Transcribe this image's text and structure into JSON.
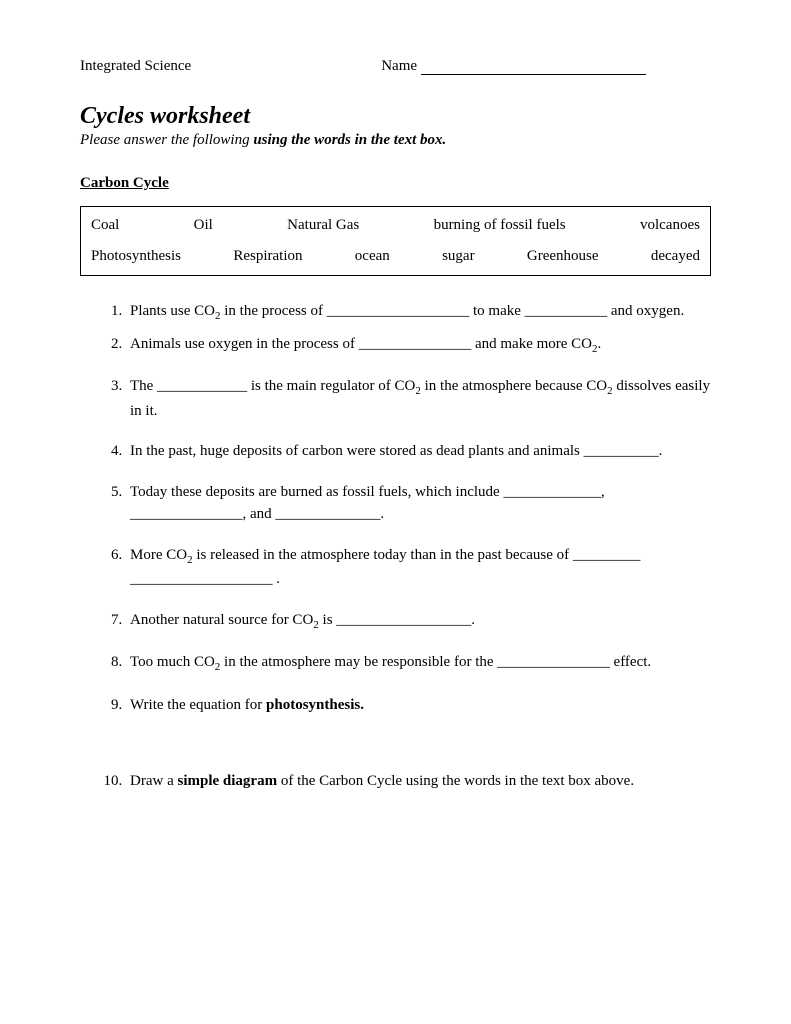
{
  "header": {
    "course": "Integrated Science",
    "name_label": "Name"
  },
  "title": "Cycles worksheet",
  "subtitle_prefix": "Please answer the following ",
  "subtitle_bold": "using the words in the text box.",
  "section_heading": "Carbon Cycle",
  "word_box": {
    "row1": {
      "w1": "Coal",
      "w2": "Oil",
      "w3": "Natural Gas",
      "w4": "burning of fossil fuels",
      "w5": "volcanoes"
    },
    "row2": {
      "w1": "Photosynthesis",
      "w2": "Respiration",
      "w3": "ocean",
      "w4": "sugar",
      "w5": "Greenhouse",
      "w6": "decayed"
    }
  },
  "questions": {
    "q1a": "Plants use CO",
    "q1b": " in the process of ___________________ to make ___________ and oxygen.",
    "q2a": "Animals use oxygen in the process of _______________ and make more CO",
    "q2b": ".",
    "q3a": "The ____________ is the main regulator of CO",
    "q3b": " in the atmosphere because CO",
    "q3c": " dissolves easily in it.",
    "q4": "In the past, huge deposits of carbon were stored as dead plants and animals __________.",
    "q5": "Today these deposits are burned as fossil fuels, which include _____________, _______________, and ______________.",
    "q6a": "More CO",
    "q6b": " is released in the atmosphere today than in the past because of _________ ___________________ .",
    "q7a": "Another natural source for CO",
    "q7b": " is __________________.",
    "q8a": "Too much CO",
    "q8b": " in the atmosphere may be responsible for the _______________ effect.",
    "q9a": "Write the equation for ",
    "q9b": "photosynthesis.",
    "q10a": "Draw a ",
    "q10b": "simple diagram",
    "q10c": " of the Carbon Cycle using the words in the text box above."
  },
  "subscript": "2"
}
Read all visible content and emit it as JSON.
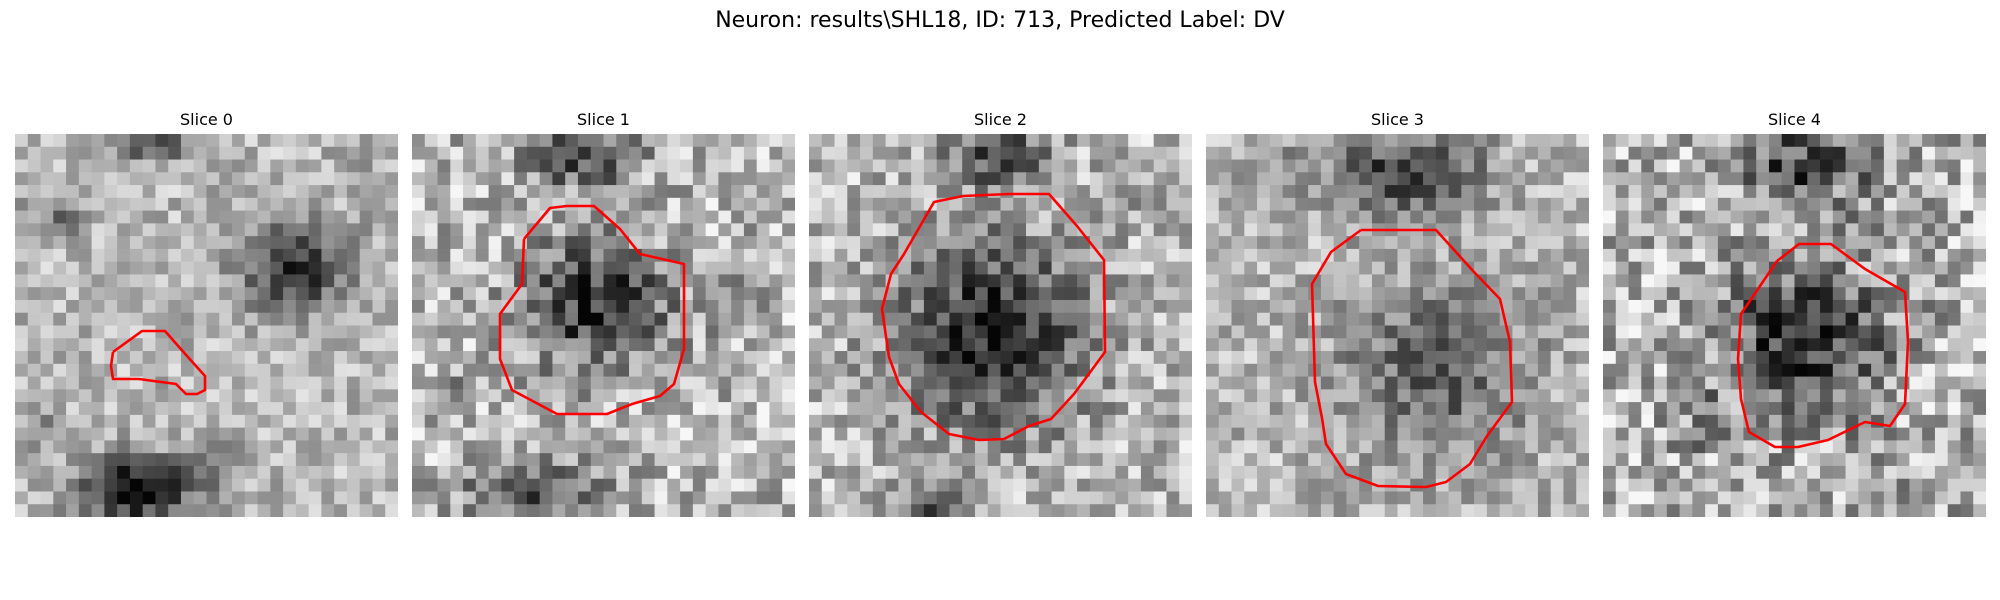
******
Stated task:
Check each line above for the word "fossil" and copy the ones that have it.

Exercise result:
      "w4": "burning of fossil fuels",
    "q5": "Today these deposits are burned as fossil fuels, which include _____________, _______________, and ______________.",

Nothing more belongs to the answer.